▶ _WHAT IS REQUIRED_
Transcribe the whole listing without a single picture.

[Stored data]
* begin *
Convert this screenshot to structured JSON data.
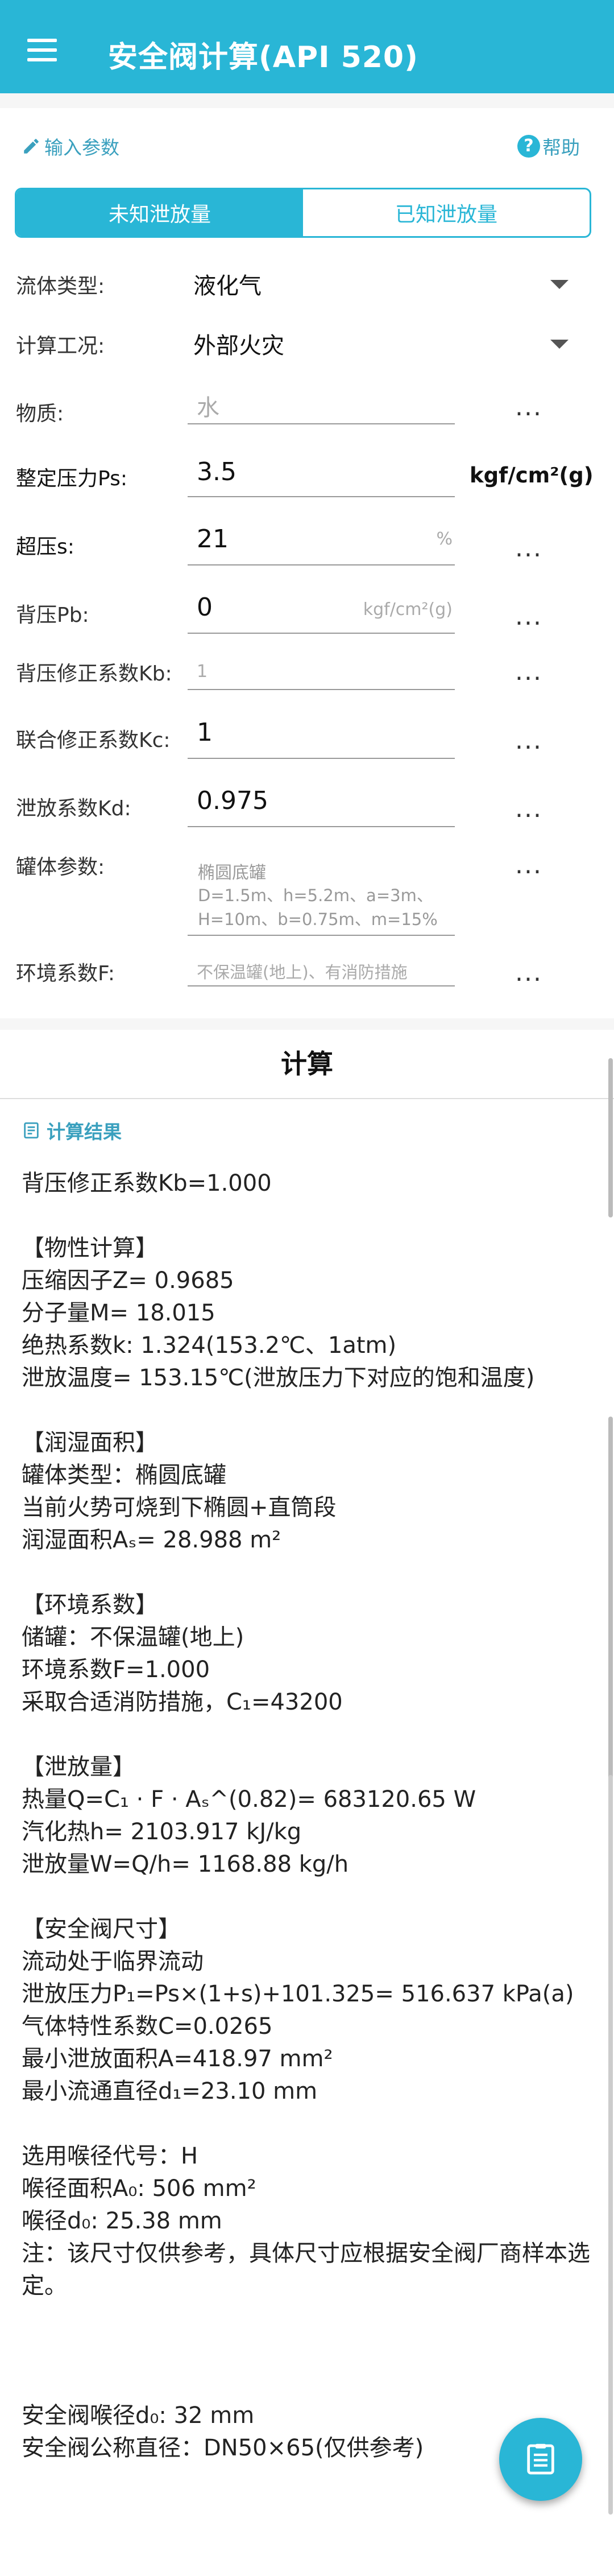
{
  "appbar": {
    "title": "安全阀计算(API 520)"
  },
  "params": {
    "header": "输入参数",
    "help": "帮助",
    "tabs": [
      "未知泄放量",
      "已知泄放量"
    ],
    "fluid_type": {
      "label": "流体类型:",
      "value": "液化气"
    },
    "condition": {
      "label": "计算工况:",
      "value": "外部火灾"
    },
    "substance": {
      "label": "物质:",
      "value": "水"
    },
    "set_pressure": {
      "label": "整定压力Ps:",
      "value": "3.5",
      "unit": "kgf/cm²(g)"
    },
    "overpressure": {
      "label": "超压s:",
      "value": "21",
      "unit": "%"
    },
    "back_pressure": {
      "label": "背压Pb:",
      "value": "0",
      "unit": "kgf/cm²(g)"
    },
    "kb": {
      "label": "背压修正系数Kb:",
      "value": "1"
    },
    "kc": {
      "label": "联合修正系数Kc:",
      "value": "1"
    },
    "kd": {
      "label": "泄放系数Kd:",
      "value": "0.975"
    },
    "tank": {
      "label": "罐体参数:",
      "line1": "椭圆底罐",
      "line2": "D=1.5m、h=5.2m、a=3m、H=10m、b=0.75m、m=15%"
    },
    "env": {
      "label": "环境系数F:",
      "value": "不保温罐(地上)、有消防措施"
    },
    "dots": "..."
  },
  "calc_button": "计算",
  "results": {
    "header": "计算结果",
    "text": "背压修正系数Kb=1.000\n\n【物性计算】\n压缩因子Z= 0.9685\n分子量M= 18.015\n绝热系数k: 1.324(153.2℃、1atm)\n泄放温度= 153.15℃(泄放压力下对应的饱和温度)\n\n【润湿面积】\n罐体类型：椭圆底罐\n当前火势可烧到下椭圆+直筒段\n润湿面积Aₛ= 28.988 m²\n\n【环境系数】\n储罐：不保温罐(地上)\n环境系数F=1.000\n采取合适消防措施，C₁=43200\n\n【泄放量】\n热量Q=C₁ · F · Aₛ^(0.82)= 683120.65 W\n汽化热h= 2103.917 kJ/kg\n泄放量W=Q/h= 1168.88 kg/h\n\n【安全阀尺寸】\n流动处于临界流动\n泄放压力P₁=Ps×(1+s)+101.325= 516.637 kPa(a)\n气体特性系数C=0.0265\n最小泄放面积A=418.97 mm²\n最小流通直径d₁=23.10 mm\n\n选用喉径代号：H\n喉径面积A₀: 506 mm²\n喉径d₀: 25.38 mm\n注：该尺寸仅供参考，具体尺寸应根据安全阀厂商样本选定。\n\n\n\n安全阀喉径d₀: 32 mm\n安全阀公称直径：DN50×65(仅供参考)"
  },
  "colors": {
    "accent": "#29b6d6"
  }
}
* end *
▶ _ANSWER_
Convert this screenshot to structured JSON data.
{
  "appbar": {
    "title": "安全阀计算(API 520)"
  },
  "params": {
    "header": "输入参数",
    "help": "帮助",
    "tabs": [
      "未知泄放量",
      "已知泄放量"
    ],
    "fluid_type": {
      "label": "流体类型:",
      "value": "液化气"
    },
    "condition": {
      "label": "计算工况:",
      "value": "外部火灾"
    },
    "substance": {
      "label": "物质:",
      "value": "水"
    },
    "set_pressure": {
      "label": "整定压力Ps:",
      "value": "3.5",
      "unit": "kgf/cm²(g)"
    },
    "overpressure": {
      "label": "超压s:",
      "value": "21",
      "unit": "%"
    },
    "back_pressure": {
      "label": "背压Pb:",
      "value": "0",
      "unit": "kgf/cm²(g)"
    },
    "kb": {
      "label": "背压修正系数Kb:",
      "value": "1"
    },
    "kc": {
      "label": "联合修正系数Kc:",
      "value": "1"
    },
    "kd": {
      "label": "泄放系数Kd:",
      "value": "0.975"
    },
    "tank": {
      "label": "罐体参数:",
      "line1": "椭圆底罐",
      "line2": "D=1.5m、h=5.2m、a=3m、H=10m、b=0.75m、m=15%"
    },
    "env": {
      "label": "环境系数F:",
      "value": "不保温罐(地上)、有消防措施"
    },
    "dots": "..."
  },
  "calc_button": "计算",
  "results": {
    "header": "计算结果",
    "text": "背压修正系数Kb=1.000\n\n【物性计算】\n压缩因子Z= 0.9685\n分子量M= 18.015\n绝热系数k: 1.324(153.2℃、1atm)\n泄放温度= 153.15℃(泄放压力下对应的饱和温度)\n\n【润湿面积】\n罐体类型：椭圆底罐\n当前火势可烧到下椭圆+直筒段\n润湿面积Aₛ= 28.988 m²\n\n【环境系数】\n储罐：不保温罐(地上)\n环境系数F=1.000\n采取合适消防措施，C₁=43200\n\n【泄放量】\n热量Q=C₁ · F · Aₛ^(0.82)= 683120.65 W\n汽化热h= 2103.917 kJ/kg\n泄放量W=Q/h= 1168.88 kg/h\n\n【安全阀尺寸】\n流动处于临界流动\n泄放压力P₁=Ps×(1+s)+101.325= 516.637 kPa(a)\n气体特性系数C=0.0265\n最小泄放面积A=418.97 mm²\n最小流通直径d₁=23.10 mm\n\n选用喉径代号：H\n喉径面积A₀: 506 mm²\n喉径d₀: 25.38 mm\n注：该尺寸仅供参考，具体尺寸应根据安全阀厂商样本选定。\n\n\n\n安全阀喉径d₀: 32 mm\n安全阀公称直径：DN50×65(仅供参考)"
  },
  "colors": {
    "accent": "#29b6d6"
  }
}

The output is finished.